— BEGIN Dataset excerpts —
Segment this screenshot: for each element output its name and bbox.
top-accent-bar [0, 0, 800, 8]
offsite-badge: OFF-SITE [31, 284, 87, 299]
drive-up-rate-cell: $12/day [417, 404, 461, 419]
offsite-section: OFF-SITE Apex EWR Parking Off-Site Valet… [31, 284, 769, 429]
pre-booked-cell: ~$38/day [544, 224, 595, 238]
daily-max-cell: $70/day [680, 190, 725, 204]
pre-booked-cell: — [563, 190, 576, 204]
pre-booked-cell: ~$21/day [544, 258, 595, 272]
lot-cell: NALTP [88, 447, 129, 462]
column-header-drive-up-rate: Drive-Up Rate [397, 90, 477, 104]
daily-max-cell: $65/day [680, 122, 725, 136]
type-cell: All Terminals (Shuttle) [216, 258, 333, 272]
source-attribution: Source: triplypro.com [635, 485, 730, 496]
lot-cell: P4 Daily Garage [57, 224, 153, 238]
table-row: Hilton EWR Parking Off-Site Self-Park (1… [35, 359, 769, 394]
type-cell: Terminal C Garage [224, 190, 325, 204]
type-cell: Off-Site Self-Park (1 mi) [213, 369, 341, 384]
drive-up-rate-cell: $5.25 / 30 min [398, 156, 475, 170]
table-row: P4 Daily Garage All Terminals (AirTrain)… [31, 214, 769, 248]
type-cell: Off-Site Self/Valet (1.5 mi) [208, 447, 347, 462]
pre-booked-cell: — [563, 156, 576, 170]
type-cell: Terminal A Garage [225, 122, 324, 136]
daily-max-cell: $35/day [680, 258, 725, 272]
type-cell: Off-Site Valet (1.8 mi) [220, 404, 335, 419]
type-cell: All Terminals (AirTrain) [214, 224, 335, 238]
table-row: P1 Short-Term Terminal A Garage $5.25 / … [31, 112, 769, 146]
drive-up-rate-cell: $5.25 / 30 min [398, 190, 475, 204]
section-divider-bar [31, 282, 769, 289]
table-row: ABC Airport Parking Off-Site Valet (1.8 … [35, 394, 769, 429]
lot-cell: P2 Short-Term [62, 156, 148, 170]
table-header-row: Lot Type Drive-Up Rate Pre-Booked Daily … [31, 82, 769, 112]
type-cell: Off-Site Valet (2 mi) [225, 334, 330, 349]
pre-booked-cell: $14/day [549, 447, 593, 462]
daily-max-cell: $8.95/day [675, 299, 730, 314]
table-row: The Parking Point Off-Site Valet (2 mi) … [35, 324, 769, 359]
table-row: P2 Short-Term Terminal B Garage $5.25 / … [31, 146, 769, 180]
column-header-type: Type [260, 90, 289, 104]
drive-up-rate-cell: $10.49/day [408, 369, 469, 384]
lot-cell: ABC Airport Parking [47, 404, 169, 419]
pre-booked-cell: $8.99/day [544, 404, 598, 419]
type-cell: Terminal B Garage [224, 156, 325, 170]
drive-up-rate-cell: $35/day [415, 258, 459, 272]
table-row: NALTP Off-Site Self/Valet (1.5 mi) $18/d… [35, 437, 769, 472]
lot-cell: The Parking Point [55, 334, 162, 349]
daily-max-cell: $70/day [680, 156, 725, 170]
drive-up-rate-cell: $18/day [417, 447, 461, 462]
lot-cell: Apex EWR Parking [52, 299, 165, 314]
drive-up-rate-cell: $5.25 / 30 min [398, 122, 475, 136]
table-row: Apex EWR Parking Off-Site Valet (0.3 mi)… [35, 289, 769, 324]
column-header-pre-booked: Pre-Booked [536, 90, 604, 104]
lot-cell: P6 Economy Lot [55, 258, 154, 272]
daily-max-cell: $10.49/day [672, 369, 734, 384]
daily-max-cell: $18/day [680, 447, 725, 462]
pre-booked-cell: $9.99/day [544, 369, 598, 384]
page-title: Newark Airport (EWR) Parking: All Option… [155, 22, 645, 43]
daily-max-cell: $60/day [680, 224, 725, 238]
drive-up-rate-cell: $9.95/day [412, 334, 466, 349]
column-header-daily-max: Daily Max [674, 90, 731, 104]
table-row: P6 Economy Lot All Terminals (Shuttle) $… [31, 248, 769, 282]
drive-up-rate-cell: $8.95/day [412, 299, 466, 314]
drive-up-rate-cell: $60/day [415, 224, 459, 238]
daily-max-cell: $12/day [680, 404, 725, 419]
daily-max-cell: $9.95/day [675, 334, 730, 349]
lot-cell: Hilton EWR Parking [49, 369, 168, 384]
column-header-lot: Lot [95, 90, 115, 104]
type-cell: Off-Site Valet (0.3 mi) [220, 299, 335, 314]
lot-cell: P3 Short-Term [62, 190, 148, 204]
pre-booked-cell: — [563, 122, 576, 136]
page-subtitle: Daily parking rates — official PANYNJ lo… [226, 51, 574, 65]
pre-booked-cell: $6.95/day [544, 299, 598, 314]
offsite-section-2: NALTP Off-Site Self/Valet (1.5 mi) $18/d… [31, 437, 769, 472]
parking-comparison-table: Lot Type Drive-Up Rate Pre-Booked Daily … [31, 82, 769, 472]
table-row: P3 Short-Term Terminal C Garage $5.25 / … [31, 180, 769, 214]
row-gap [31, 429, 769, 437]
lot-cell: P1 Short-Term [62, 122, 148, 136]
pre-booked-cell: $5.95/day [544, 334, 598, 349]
— END Dataset excerpts —
## Objective
Write out every one of the items above again, character for character, with nothing changed.

## Result of this task
Segment this screenshot: for each element output its name and bbox.
top-accent-bar [0, 0, 800, 8]
offsite-badge: OFF-SITE [31, 284, 87, 299]
drive-up-rate-cell: $12/day [417, 404, 461, 419]
offsite-section: OFF-SITE Apex EWR Parking Off-Site Valet… [31, 284, 769, 429]
pre-booked-cell: ~$38/day [544, 224, 595, 238]
daily-max-cell: $70/day [680, 190, 725, 204]
pre-booked-cell: — [563, 190, 576, 204]
pre-booked-cell: ~$21/day [544, 258, 595, 272]
lot-cell: NALTP [88, 447, 129, 462]
column-header-drive-up-rate: Drive-Up Rate [397, 90, 477, 104]
daily-max-cell: $65/day [680, 122, 725, 136]
type-cell: All Terminals (Shuttle) [216, 258, 333, 272]
source-attribution: Source: triplypro.com [635, 485, 730, 496]
lot-cell: P4 Daily Garage [57, 224, 153, 238]
table-row: Hilton EWR Parking Off-Site Self-Park (1… [35, 359, 769, 394]
type-cell: Terminal C Garage [224, 190, 325, 204]
type-cell: Off-Site Self-Park (1 mi) [213, 369, 341, 384]
drive-up-rate-cell: $5.25 / 30 min [398, 156, 475, 170]
table-row: P4 Daily Garage All Terminals (AirTrain)… [31, 214, 769, 248]
type-cell: Off-Site Self/Valet (1.5 mi) [208, 447, 347, 462]
pre-booked-cell: — [563, 156, 576, 170]
type-cell: Terminal A Garage [225, 122, 324, 136]
daily-max-cell: $35/day [680, 258, 725, 272]
type-cell: Off-Site Valet (1.8 mi) [220, 404, 335, 419]
type-cell: All Terminals (AirTrain) [214, 224, 335, 238]
table-row: P1 Short-Term Terminal A Garage $5.25 / … [31, 112, 769, 146]
drive-up-rate-cell: $5.25 / 30 min [398, 190, 475, 204]
section-divider-bar [31, 282, 769, 289]
table-row: ABC Airport Parking Off-Site Valet (1.8 … [35, 394, 769, 429]
lot-cell: P2 Short-Term [62, 156, 148, 170]
table-header-row: Lot Type Drive-Up Rate Pre-Booked Daily … [31, 82, 769, 112]
type-cell: Off-Site Valet (2 mi) [225, 334, 330, 349]
pre-booked-cell: $14/day [549, 447, 593, 462]
daily-max-cell: $8.95/day [675, 299, 730, 314]
table-row: The Parking Point Off-Site Valet (2 mi) … [35, 324, 769, 359]
table-row: P2 Short-Term Terminal B Garage $5.25 / … [31, 146, 769, 180]
column-header-type: Type [260, 90, 289, 104]
drive-up-rate-cell: $10.49/day [408, 369, 469, 384]
lot-cell: ABC Airport Parking [47, 404, 169, 419]
pre-booked-cell: $8.99/day [544, 404, 598, 419]
type-cell: Terminal B Garage [224, 156, 325, 170]
drive-up-rate-cell: $35/day [415, 258, 459, 272]
table-row: NALTP Off-Site Self/Valet (1.5 mi) $18/d… [35, 437, 769, 472]
lot-cell: The Parking Point [55, 334, 162, 349]
daily-max-cell: $70/day [680, 156, 725, 170]
drive-up-rate-cell: $18/day [417, 447, 461, 462]
lot-cell: Apex EWR Parking [52, 299, 165, 314]
drive-up-rate-cell: $5.25 / 30 min [398, 122, 475, 136]
table-row: Apex EWR Parking Off-Site Valet (0.3 mi)… [35, 289, 769, 324]
column-header-pre-booked: Pre-Booked [536, 90, 604, 104]
lot-cell: P6 Economy Lot [55, 258, 154, 272]
daily-max-cell: $10.49/day [672, 369, 734, 384]
daily-max-cell: $18/day [680, 447, 725, 462]
pre-booked-cell: $9.99/day [544, 369, 598, 384]
page-title: Newark Airport (EWR) Parking: All Option… [155, 22, 645, 43]
daily-max-cell: $60/day [680, 224, 725, 238]
drive-up-rate-cell: $9.95/day [412, 334, 466, 349]
column-header-daily-max: Daily Max [674, 90, 731, 104]
table-row: P6 Economy Lot All Terminals (Shuttle) $… [31, 248, 769, 282]
drive-up-rate-cell: $8.95/day [412, 299, 466, 314]
drive-up-rate-cell: $60/day [415, 224, 459, 238]
daily-max-cell: $12/day [680, 404, 725, 419]
daily-max-cell: $9.95/day [675, 334, 730, 349]
lot-cell: Hilton EWR Parking [49, 369, 168, 384]
column-header-lot: Lot [95, 90, 115, 104]
type-cell: Off-Site Valet (0.3 mi) [220, 299, 335, 314]
lot-cell: P3 Short-Term [62, 190, 148, 204]
pre-booked-cell: — [563, 122, 576, 136]
page-subtitle: Daily parking rates — official PANYNJ lo… [226, 51, 574, 65]
pre-booked-cell: $6.95/day [544, 299, 598, 314]
offsite-section-2: NALTP Off-Site Self/Valet (1.5 mi) $18/d… [31, 437, 769, 472]
parking-comparison-table: Lot Type Drive-Up Rate Pre-Booked Daily … [31, 82, 769, 472]
table-row: P3 Short-Term Terminal C Garage $5.25 / … [31, 180, 769, 214]
row-gap [31, 429, 769, 437]
lot-cell: P1 Short-Term [62, 122, 148, 136]
pre-booked-cell: $5.95/day [544, 334, 598, 349]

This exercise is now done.